(Dataset records)
---*---
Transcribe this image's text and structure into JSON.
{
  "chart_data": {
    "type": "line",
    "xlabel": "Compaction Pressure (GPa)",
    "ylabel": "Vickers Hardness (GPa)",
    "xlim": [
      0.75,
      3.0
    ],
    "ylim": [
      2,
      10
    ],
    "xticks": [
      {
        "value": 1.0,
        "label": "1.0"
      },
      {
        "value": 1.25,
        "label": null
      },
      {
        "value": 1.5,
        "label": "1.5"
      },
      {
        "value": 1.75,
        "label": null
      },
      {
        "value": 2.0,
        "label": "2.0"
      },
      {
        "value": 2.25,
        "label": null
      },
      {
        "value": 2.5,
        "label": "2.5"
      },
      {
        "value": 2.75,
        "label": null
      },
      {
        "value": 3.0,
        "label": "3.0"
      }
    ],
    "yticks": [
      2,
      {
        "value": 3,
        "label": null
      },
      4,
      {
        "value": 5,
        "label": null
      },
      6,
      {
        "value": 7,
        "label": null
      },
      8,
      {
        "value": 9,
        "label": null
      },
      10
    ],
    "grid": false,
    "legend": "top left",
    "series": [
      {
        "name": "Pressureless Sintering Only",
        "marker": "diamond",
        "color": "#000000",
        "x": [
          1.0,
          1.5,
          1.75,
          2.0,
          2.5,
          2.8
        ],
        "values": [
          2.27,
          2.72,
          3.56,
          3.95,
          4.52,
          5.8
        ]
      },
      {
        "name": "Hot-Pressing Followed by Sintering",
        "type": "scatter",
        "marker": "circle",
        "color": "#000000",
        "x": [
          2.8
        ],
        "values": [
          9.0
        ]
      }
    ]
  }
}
---*---
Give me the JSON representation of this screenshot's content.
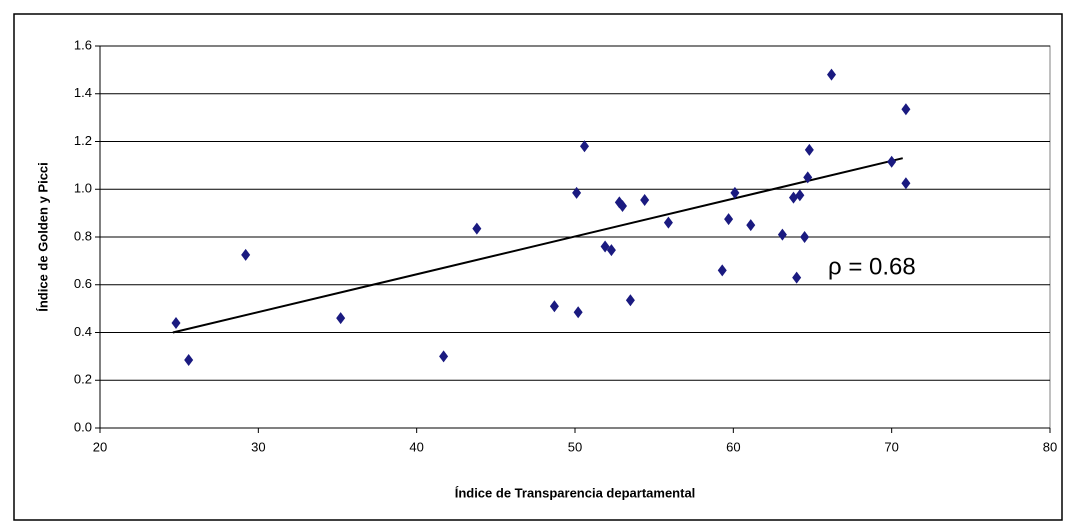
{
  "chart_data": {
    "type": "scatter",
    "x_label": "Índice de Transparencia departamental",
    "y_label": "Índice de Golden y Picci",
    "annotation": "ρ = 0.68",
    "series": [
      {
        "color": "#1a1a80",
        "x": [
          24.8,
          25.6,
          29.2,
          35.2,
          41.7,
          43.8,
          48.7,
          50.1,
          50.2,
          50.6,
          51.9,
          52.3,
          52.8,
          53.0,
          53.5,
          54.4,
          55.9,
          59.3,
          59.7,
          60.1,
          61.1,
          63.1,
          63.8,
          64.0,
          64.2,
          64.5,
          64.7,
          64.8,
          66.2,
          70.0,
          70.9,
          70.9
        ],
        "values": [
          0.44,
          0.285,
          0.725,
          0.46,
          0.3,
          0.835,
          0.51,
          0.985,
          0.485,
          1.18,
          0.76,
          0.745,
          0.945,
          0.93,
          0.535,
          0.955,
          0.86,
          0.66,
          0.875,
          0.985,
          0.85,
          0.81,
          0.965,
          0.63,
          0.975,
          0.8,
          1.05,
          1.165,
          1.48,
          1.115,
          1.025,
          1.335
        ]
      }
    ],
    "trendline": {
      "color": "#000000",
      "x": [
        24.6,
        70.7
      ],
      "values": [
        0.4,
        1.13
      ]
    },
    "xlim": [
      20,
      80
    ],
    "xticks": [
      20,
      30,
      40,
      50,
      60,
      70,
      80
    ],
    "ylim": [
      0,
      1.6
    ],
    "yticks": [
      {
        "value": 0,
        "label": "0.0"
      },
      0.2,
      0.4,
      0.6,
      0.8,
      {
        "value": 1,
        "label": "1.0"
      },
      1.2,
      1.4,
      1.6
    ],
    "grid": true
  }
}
---*---
STATED GOAL. Check each line of the records above for the string "color", and report every line that has it.

THE RESULT.
        "color": "#000000",
        "color": "#000000",
        "color": "#1a1a80",
      "color": "#000000",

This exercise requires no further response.